***** Texto do exercício

Outras tecnologias como o scanner intraoral que digitaliza a cavidade oral e copia as estruturas anatômicas, de forma a gerar um modelo que culmine em uma placa bucal – para pacientes com impossibilidade de realizar a tradicional moldagem – e a radiografia digital móvel permitem que diagnósticos sejam realizados com rapidez e qualidade, tanto na UTI quanto em leitos.

A teleodonto também colabora com atendimentos a pacientes de outros estados do Brasil, impedidos de se deslocar devido à pandemia ou outras situações, possibilitando a realização de consultas, prescrição de medicamentos e monitoria a distância.

Centro de Oncologia e Hematologia Einstein

No Centro de Oncologia e Hematologia Einstein Família Dayan-Daycoval, o protocolo diário é seguido à risca. Inicialmente acontece uma consulta com o Dentista Hospitalar, que investiga focos de infecção, cáries, doença periodontal e outras enfermidades orais que possam afetar o curso do tratamento.

Depois dessa etapa, seguindo a literatura, são estratificados os grupos de riscos para na sequência serem instituídas as medidas preventivas com o intuito de minimizar ou eliminar os possíveis efeitos colaterais.

**********
***** Registros extraídos

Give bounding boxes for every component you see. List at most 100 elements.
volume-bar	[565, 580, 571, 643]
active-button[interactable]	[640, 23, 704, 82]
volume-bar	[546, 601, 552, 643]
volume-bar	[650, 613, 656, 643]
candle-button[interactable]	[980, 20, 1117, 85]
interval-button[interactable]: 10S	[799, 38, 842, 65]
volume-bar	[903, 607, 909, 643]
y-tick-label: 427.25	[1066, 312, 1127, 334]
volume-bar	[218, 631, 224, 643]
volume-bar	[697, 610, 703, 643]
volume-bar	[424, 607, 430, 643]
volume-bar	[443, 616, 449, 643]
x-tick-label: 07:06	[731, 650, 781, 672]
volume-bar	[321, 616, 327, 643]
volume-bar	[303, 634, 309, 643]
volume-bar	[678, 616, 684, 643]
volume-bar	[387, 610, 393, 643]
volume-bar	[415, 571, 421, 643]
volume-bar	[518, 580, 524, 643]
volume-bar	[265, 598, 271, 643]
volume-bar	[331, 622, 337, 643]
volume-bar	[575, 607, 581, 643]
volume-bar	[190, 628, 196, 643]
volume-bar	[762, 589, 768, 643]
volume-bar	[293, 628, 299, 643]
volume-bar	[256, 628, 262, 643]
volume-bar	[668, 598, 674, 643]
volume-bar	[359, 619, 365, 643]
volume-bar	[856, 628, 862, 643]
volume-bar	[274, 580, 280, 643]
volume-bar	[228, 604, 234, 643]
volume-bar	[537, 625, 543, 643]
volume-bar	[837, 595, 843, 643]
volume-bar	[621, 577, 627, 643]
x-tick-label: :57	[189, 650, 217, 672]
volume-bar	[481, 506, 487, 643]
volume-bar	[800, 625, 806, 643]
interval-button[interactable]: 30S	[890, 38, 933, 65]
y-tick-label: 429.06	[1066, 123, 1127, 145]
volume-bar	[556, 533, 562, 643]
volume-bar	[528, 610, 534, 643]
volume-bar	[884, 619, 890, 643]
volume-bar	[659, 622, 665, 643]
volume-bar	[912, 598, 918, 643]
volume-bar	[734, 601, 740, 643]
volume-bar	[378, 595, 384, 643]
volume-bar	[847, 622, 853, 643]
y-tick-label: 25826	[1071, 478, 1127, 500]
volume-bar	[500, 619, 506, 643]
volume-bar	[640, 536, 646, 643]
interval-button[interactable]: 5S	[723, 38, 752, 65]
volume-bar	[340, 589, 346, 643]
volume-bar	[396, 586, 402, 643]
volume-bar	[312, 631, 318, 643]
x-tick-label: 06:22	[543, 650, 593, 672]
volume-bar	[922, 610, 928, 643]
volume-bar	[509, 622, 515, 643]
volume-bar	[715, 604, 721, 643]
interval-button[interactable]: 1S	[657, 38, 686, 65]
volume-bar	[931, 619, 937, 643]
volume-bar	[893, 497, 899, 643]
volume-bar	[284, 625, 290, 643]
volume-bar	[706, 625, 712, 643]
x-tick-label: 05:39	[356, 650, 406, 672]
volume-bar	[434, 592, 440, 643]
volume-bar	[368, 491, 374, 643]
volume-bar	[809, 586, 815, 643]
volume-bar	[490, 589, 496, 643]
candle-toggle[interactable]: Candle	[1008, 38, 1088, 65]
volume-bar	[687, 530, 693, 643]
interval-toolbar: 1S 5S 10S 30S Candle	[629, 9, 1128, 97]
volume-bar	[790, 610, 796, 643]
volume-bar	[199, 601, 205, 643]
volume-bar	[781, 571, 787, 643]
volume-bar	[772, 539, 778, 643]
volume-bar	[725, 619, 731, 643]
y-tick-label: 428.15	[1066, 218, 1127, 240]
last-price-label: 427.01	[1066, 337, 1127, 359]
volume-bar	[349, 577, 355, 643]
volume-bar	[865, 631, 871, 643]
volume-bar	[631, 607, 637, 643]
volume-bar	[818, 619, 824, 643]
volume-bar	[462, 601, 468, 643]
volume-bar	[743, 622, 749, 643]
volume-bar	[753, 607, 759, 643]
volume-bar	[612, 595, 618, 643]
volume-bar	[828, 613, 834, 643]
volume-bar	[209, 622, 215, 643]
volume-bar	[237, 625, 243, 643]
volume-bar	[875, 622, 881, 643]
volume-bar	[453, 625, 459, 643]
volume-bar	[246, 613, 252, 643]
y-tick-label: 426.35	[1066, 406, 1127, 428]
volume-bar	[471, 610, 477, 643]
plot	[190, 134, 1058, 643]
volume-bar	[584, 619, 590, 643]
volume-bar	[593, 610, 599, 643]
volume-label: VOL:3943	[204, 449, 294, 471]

**********

## Enunciado
Segundo o texto do exercício, com quem é feita a consulta inicial no Centro de Oncologia e Hematologia Einstein Família Dayan-Daycoval?

## Resposta
Com o Dentista Hospitalar.